» Text shown:
This article was published 23/04/2024 (577 days ago), so information in it may no longer be current.
Last week, Chris Nyarady went to an Exchange District brewery to race in a Mario Kart tournament, picking up a Nintendo Switch controller and taking on the alter ego of Morton Koopa Jr., one of Bowser’s seven pesky underlings, for a race down the hellish curves of Rainbow Road.
As the digital engines at Little Brown Jug started revving, the system was on mute. But when a floating Lakitu gave his starting signal and the banana peels started flying, the taproom filled with the familiar soundtrack of one of the bestselling franchises of all time, provided by an ensemble called the Bandwagons, enlisted by the brewery for its first-ever gig.
With video games like Mario Kart, the pixels are only one piece of the puzzle; the jaunty music and slippery sound effects mirrors the intensity of the match as competitors settle their own personal scores and bit-sized vendettas; without Link’s theme music playing, Hyrule is just another temple in the sky.
MIKAELA MACKENZIE / FREE PRESS
Harpist Samantha Ballard will be performing in the Beeps ‘N’ Bops concert at the Park Theatre.
In Winnipeg, there is an established tradition of hybrid events merging video games with live instrumentation — the Winnipeg Symphony Orchestra hosted a series called Video Games Live throughout the 2010s — but that type of programming is experiencing a minor boom in cities across North America. Last weekend, hundreds of gamers flocked to Minneapolis for three days of video game music at the latest edition of VGM CON, Nyarady says.
Little Brown Jug’s events and content co-ordinator Jensen Maxwell attributes the success of the Kart event — which attracted 56 competitors paying $15 apiece and 54 spectators shelling out one Wilfrid Laurier each — in large part to the Bandwagons (Fred Warner, Kasey Kurtz, McKenzie Walpole, Nolan Gottfried and Ben Kidd), who transcribed and arranged the live score.
“Video game music is pretty notoriously catchy,” says Maxwell. “It gets in your head and it stays there.”
That’s the thinking behind Nyarady’s current project, a live video game concert series called Beeps ‘N’ Bops, organized by Bonus Stage, which bills itself as “Canada’s premier nerdy event production company.”
Bonus Stage has co-ordinated video game concerts in cities across Canada, visiting Winnipeg last year for the first Beeps ‘N’ Bops, a concert name that throws a bit of shade on those who dismiss video game music as being formulaic or basic.
Nyarady, a Sega kid who grew up in Fredericton, N.B., in the 1990s, says that assessment couldn’t be further from the truth. “Even bad games often have great music,” says the professional animator.
Last year’s concert was held at the Rec Room, a Cineplex-run entertainment complex, with about 80 people in attendance. On Thursday, the event will move to the Park Theatre, with an eclectic lineup ranging from jazz (8-Bit & The Single Players) to metal (Super FX) to keyboard loops (OrchKeystra).

» What you need to do:
1) In the video game music article, how many competitors entered the Mario Kart tournament at Little Brown Jug?
2) Decide whether each statement agrees with the video game music article, answering yes or no and quoting the words that decide it: (a) Last year's Beeps 'N' Bops concert took place at the Park Theatre. (b) Nyarady grew up in Fredericton. (c) The Winnipeg Symphony Orchestra hosted Video Games Live during the 2010s.
3) Please write what comes next in the video game music article, picking up after its final sentence.
The records after the video game music article aren't needed for anything here.

» Listed entries:
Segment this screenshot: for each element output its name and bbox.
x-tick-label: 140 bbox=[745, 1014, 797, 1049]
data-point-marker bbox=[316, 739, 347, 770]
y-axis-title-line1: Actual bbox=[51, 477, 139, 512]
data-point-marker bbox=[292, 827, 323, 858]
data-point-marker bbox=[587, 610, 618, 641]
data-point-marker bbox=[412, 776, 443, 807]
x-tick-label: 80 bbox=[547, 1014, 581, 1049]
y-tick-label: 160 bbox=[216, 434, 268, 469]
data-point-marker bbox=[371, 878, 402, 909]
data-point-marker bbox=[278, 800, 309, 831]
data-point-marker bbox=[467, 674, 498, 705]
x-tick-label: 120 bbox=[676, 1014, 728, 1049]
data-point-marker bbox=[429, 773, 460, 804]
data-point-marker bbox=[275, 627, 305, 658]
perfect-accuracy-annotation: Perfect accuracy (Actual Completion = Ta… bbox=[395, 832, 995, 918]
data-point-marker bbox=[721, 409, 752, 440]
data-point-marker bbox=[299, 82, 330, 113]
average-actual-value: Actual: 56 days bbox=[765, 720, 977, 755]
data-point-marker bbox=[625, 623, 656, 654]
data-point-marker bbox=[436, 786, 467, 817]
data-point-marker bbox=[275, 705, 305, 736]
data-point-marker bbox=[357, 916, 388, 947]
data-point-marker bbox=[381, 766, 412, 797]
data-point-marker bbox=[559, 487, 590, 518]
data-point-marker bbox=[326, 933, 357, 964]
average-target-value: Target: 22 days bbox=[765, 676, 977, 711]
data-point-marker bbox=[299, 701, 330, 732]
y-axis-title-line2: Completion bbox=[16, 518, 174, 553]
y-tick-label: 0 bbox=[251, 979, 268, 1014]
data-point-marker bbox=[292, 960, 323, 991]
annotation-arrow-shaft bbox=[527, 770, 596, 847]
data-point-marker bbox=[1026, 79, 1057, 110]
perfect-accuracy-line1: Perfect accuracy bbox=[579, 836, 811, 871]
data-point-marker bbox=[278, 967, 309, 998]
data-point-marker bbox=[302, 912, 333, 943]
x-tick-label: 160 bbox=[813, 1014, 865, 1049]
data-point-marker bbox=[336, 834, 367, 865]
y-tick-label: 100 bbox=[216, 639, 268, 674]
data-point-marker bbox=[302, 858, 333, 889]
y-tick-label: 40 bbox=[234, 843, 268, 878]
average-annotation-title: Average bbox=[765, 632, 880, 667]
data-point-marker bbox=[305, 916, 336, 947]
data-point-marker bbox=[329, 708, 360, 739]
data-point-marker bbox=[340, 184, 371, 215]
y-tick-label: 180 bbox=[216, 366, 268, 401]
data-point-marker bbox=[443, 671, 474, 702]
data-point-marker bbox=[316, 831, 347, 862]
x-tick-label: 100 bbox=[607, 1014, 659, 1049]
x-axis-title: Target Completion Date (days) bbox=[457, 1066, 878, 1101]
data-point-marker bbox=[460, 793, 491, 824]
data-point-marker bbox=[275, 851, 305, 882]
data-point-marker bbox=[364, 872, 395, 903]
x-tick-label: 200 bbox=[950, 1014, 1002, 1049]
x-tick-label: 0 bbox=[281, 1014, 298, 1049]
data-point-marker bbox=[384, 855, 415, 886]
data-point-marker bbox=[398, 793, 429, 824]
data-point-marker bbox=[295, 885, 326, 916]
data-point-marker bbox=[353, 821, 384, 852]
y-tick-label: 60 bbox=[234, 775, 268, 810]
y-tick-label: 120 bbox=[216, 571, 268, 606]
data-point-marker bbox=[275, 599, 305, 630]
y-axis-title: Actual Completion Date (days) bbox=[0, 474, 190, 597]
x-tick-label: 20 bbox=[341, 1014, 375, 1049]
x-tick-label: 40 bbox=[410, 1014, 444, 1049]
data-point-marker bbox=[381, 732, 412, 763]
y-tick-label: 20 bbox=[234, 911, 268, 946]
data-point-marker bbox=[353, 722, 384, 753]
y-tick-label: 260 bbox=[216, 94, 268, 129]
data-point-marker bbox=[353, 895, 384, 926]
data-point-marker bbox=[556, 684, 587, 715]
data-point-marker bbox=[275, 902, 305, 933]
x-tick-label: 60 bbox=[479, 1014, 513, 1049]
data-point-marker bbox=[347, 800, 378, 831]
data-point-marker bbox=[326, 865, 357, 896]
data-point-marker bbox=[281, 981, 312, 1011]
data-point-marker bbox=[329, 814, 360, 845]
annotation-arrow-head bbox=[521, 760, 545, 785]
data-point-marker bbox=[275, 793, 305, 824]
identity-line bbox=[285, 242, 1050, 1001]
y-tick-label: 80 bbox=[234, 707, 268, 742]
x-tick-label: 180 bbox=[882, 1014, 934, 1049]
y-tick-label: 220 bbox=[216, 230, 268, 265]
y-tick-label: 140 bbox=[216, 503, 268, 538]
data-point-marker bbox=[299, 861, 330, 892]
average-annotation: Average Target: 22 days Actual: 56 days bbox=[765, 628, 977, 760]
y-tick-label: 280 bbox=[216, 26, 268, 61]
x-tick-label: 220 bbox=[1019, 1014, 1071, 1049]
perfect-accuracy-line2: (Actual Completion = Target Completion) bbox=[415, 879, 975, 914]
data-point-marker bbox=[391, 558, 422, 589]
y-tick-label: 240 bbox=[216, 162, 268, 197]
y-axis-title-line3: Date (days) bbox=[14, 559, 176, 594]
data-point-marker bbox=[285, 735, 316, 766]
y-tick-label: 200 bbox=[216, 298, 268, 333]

» Answers to the exercise:
1) 56 competitors entered.

2)
(a) No: "Last year’s concert was held at the Rec Room"
(b) Yes: "a Sega kid who grew up in Fredericton, N.B., in the 1990s"
(c) Yes: "the Winnipeg Symphony Orchestra hosted a series called Video Games Live throughout the 2010s"

3)
Also on the bill is Winnipeg harpist Samantha Ballard, who has carved out a full-time career plucking the strings of her Lyon and Healy Style 23.
Ballard, 30, started playing the harp as a teenager, recognizing that there was a little less competition at the professional level on that instrument than the flute, piano or saxophone.
By Grade 9, the Shaftesbury High School alumna started taking lessons with local pro Erica Schultz, and after graduation, Ballard lugged her instrument to the University of British Columbia, where she graduated with a bachelor’s degree in music.
It was a decision that paid off: Ballard now teaches harp online to 20 students, also performing gigs at weddings and other events.
But her musical output isn’t restricted to nuptials. Mostly, she plays music from video games, with 30,000 monthly listeners on Spotify and nearly 60,000 subscribers to her YouTube channel, where she live-streams performances each Friday.
Recently, she also recorded harp for the soundtrack for the Netflix animated film Orion and the Dark, featuring Jacob Tremblay (Room), Angela Bassett, Paul Walter Hauser (Richard Jewell, I, Tonya) and the legendary German director Werner Herzog as narrator.
Her most recent single was a cover of The Ballad of the Windfish from the soundtrack of The Legend of Zelda: Link’s Awakening, and her most recent album was a harp-based reimagining of the score of Octopath Traveller, a role-playing game she plays on her Nintendo Switch. Her next album will be based on Octopath Traveller II.
“The music for that game is extremely well-orchestrated, and the modulations are just so genius,” says Ballard, who has to tune each of her instrument’s 47 strings individually each time she plays.
“Music certainly does a lot to enhance the emotional content of a video game. It can add a lot to storytelling, and makes me think of Wagner, who popularized the term Gesamtkunstwerk, which means that everything — the music, the lyrics, the costuming, the props — all work together to contribute to the experience of the overall artwork.”
“Sometimes, it’s not as deep as that,” adds Ballard, who practises about an hour each day and recommends listening to harpists Aryeh Frankfurter and Anneleen Lenaerts. “The music can be something to keep you company while you’re playing the game.”
At the concert at the Park, Ballard will be playing music from Octopath Traveller as well as from as many Zelda games as she could fit into one set, ranging from Ocarina of Time to Breath of the Wild.
Ballard also played at the first Beeps ‘N’ Bops concert last year, and the reception was anything but static, says Nyarady, who only pulls out his violin to wish friends and family a happy birthday.
“We had some metalheads getting really into the solo harp,” he says. “It showed us that people in Winnipeg were hungry for this kind of content.”
ben.waldman@winnipegfreepress.com
Ben Waldman is a National Newspaper Award-nominated reporter on the Arts & Life desk at the Free Press. Born and raised in Winnipeg, Ben completed three internships with the Free Press while earning his degree at Ryerson University’s (now Toronto Metropolitan University’s) School of Journalism before joining the newsroom full-time in 2019. Read more about Ben.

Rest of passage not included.